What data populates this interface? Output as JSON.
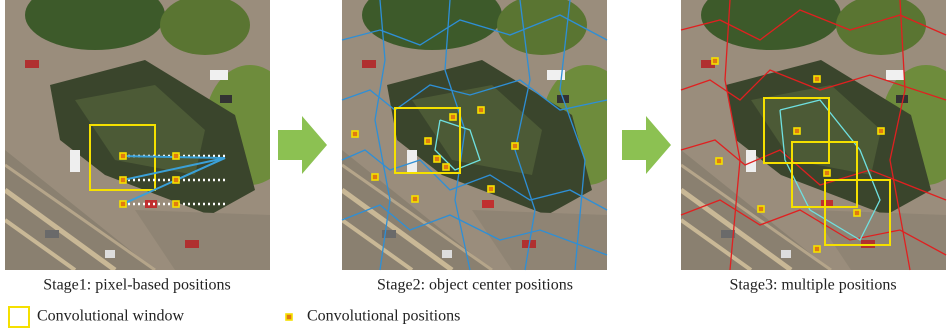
{
  "panels": [
    {
      "caption": "Stage1: pixel-based positions"
    },
    {
      "caption": "Stage2: object center positions"
    },
    {
      "caption": "Stage3: multiple positions"
    }
  ],
  "legend": [
    {
      "label": "Convolutional window"
    },
    {
      "label": "Convolutional positions"
    }
  ]
}
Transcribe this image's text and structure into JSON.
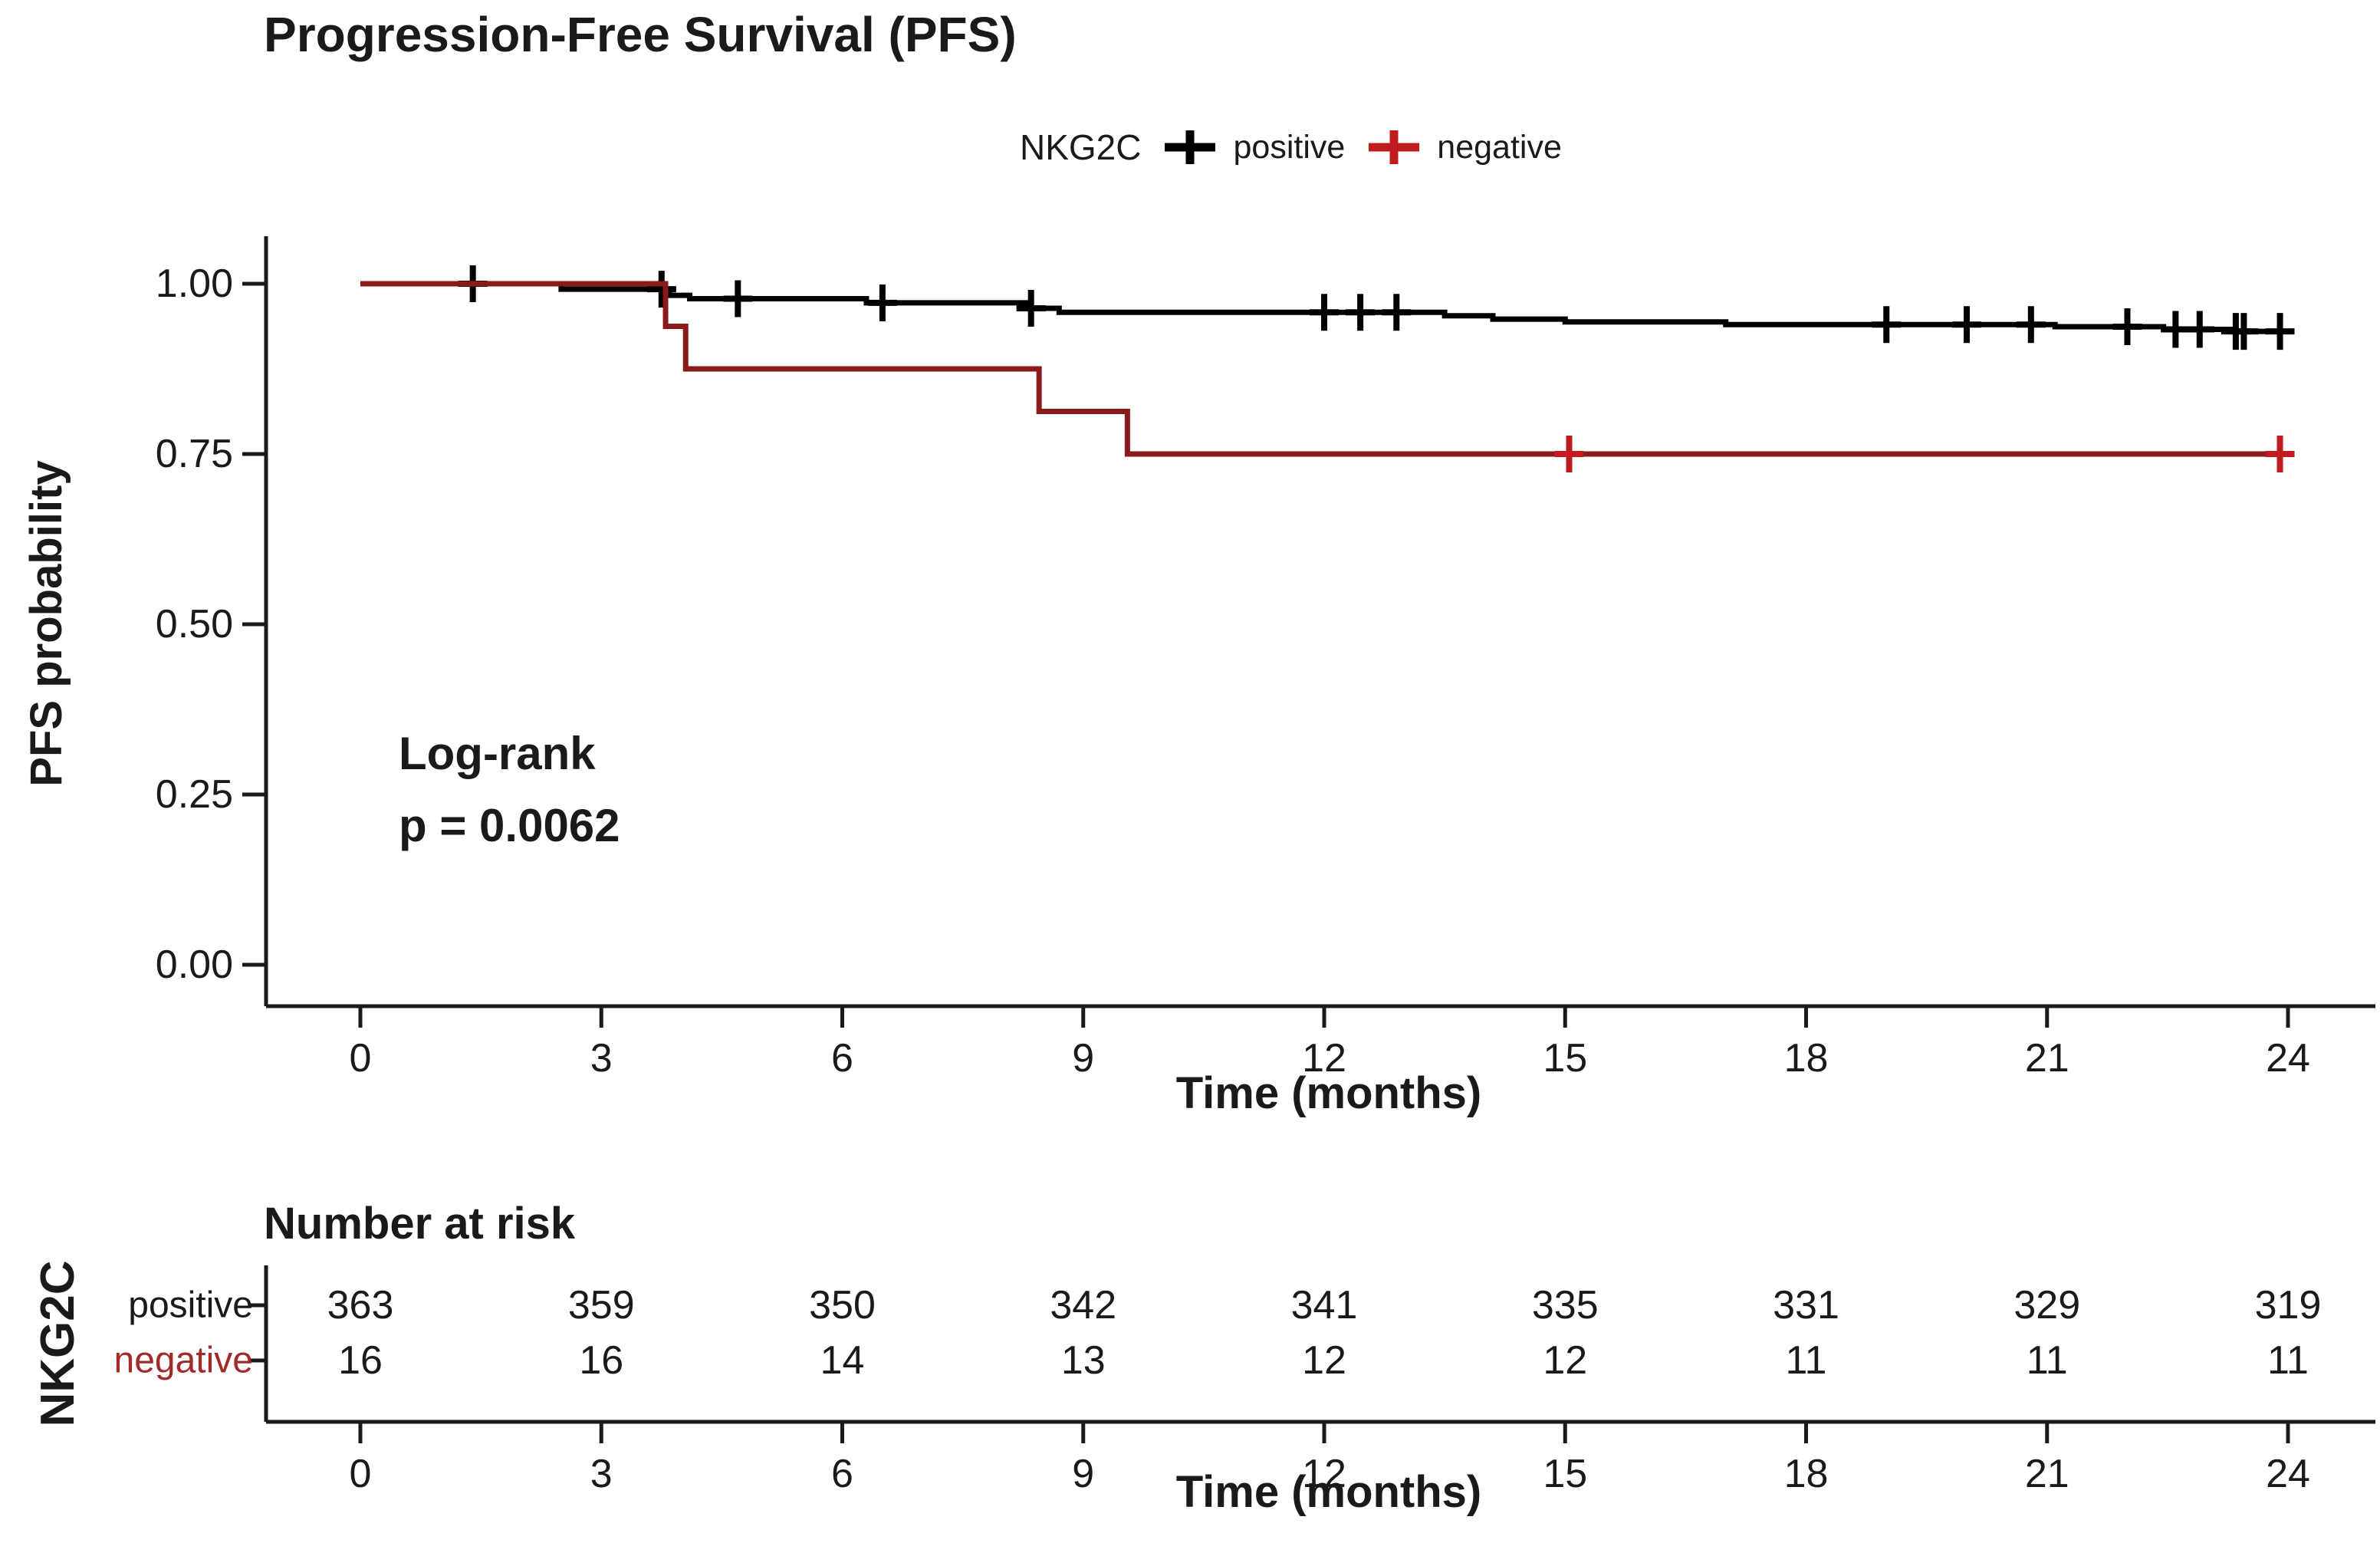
##############################
Can you restate all the records above word for word while dropping the pictures?

### [RIGHT ANSWER]
What data populates this interface? Output as JSON.
{
  "panels": [
    {
      "caption": "Stage1: pixel-based positions"
    },
    {
      "caption": "Stage2: object center positions"
    },
    {
      "caption": "Stage3: multiple positions"
    }
  ],
  "legend": [
    {
      "label": "Convolutional window"
    },
    {
      "label": "Convolutional positions"
    }
  ]
}
Transcribe this image's text and structure into JSON.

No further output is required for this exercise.